▶ _Your objective_: Here are some records; copy every line that holds the word "Type".

▶ _Dataset records_:
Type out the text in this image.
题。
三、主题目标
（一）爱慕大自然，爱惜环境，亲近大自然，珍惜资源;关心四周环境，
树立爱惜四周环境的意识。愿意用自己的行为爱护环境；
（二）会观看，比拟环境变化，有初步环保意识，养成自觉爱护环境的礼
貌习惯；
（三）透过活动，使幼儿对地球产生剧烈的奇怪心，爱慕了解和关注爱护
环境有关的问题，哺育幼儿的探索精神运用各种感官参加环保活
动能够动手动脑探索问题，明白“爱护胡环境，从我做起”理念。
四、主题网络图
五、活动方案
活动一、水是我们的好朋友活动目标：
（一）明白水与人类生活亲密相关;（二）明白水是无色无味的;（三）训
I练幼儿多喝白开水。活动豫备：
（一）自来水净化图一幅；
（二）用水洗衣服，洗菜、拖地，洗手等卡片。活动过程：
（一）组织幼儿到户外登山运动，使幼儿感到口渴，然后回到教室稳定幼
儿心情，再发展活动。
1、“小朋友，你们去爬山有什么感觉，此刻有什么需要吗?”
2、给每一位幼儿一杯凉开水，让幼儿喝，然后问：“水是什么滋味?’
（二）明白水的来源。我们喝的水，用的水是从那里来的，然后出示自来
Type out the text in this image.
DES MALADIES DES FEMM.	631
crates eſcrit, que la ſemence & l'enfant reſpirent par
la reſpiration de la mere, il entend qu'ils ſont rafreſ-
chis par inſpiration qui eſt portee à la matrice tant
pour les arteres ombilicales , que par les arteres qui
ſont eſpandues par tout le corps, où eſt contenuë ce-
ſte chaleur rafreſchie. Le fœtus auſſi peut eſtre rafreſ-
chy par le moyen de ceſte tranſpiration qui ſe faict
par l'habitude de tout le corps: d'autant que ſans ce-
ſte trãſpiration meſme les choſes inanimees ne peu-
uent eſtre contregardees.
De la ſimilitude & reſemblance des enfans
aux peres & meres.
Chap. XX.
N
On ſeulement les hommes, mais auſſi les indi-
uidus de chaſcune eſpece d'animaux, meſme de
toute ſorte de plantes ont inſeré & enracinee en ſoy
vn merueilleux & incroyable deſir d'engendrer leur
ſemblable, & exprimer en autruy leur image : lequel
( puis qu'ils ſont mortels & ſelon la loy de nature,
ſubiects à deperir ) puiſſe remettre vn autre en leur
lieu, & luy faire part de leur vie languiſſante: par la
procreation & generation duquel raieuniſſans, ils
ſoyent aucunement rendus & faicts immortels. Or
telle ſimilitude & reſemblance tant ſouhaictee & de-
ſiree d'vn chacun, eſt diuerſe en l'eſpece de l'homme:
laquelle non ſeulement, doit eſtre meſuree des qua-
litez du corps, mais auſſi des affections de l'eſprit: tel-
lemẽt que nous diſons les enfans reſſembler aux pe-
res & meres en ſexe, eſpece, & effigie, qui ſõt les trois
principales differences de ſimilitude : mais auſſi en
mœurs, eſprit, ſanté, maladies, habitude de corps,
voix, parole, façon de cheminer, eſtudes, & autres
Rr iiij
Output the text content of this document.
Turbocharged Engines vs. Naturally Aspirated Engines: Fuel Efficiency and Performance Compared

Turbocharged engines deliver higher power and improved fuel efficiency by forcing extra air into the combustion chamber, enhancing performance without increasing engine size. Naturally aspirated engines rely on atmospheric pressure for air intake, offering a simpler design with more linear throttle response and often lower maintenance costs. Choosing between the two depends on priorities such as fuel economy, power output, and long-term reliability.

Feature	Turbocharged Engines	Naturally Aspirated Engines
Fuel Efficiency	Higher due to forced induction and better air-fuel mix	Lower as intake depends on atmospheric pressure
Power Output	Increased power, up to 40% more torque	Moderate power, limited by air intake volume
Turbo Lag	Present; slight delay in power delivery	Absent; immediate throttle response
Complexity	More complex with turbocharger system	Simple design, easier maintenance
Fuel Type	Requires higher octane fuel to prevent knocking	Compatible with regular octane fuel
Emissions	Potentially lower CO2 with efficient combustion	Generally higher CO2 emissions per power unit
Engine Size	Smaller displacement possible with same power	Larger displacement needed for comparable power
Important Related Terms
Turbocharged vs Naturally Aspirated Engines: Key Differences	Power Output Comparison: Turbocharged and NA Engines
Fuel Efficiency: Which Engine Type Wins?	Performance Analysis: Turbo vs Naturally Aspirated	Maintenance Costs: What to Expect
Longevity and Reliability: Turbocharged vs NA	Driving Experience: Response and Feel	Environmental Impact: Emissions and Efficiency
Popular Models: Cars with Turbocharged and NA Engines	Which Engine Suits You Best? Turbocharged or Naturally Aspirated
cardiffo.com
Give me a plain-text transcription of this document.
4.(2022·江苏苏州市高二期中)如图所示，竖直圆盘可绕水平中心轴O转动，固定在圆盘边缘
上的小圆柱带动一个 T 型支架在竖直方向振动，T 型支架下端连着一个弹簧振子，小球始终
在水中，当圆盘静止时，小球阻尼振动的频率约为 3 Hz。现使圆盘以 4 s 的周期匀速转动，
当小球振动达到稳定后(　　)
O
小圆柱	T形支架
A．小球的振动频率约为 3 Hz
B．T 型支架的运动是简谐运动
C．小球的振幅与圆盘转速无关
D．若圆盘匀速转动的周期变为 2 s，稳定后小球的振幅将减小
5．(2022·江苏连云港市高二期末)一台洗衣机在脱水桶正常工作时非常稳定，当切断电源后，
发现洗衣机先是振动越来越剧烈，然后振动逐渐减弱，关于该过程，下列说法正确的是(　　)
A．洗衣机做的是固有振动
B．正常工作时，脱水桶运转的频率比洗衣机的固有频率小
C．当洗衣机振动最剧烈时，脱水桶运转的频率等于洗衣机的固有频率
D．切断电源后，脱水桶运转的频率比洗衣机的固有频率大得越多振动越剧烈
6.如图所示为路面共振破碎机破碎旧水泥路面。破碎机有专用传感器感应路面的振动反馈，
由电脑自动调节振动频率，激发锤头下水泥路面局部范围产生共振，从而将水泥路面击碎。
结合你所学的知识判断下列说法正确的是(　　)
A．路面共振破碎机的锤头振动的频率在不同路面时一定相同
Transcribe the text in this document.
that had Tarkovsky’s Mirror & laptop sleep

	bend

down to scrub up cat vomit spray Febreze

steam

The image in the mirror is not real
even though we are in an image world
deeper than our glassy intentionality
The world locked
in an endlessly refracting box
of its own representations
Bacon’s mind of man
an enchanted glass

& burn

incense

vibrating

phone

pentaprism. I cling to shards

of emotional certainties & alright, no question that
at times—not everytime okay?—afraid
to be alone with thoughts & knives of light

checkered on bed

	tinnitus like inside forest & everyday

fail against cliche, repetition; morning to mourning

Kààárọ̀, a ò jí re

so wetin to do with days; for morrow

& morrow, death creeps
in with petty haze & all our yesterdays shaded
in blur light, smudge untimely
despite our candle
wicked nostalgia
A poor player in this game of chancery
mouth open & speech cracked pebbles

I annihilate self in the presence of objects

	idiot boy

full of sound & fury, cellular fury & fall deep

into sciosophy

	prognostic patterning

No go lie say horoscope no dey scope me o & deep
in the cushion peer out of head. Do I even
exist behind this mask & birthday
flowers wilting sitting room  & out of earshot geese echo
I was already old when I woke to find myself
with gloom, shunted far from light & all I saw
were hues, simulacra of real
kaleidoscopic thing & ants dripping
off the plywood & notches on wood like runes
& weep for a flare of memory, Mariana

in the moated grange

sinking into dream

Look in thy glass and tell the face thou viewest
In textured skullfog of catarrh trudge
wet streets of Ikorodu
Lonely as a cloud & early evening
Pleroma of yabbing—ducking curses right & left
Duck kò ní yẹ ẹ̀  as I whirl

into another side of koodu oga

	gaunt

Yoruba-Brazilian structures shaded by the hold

▶ _Final answer_:
Type out the text in this image.
Type out the text in this image.
Fuel Type	Requires higher octane fuel to prevent knocking	Compatible with regular octane fuel
Fuel Efficiency: Which Engine Type Wins?	Performance Analysis: Turbo vs Naturally Aspirated	Maintenance Costs: What to Expect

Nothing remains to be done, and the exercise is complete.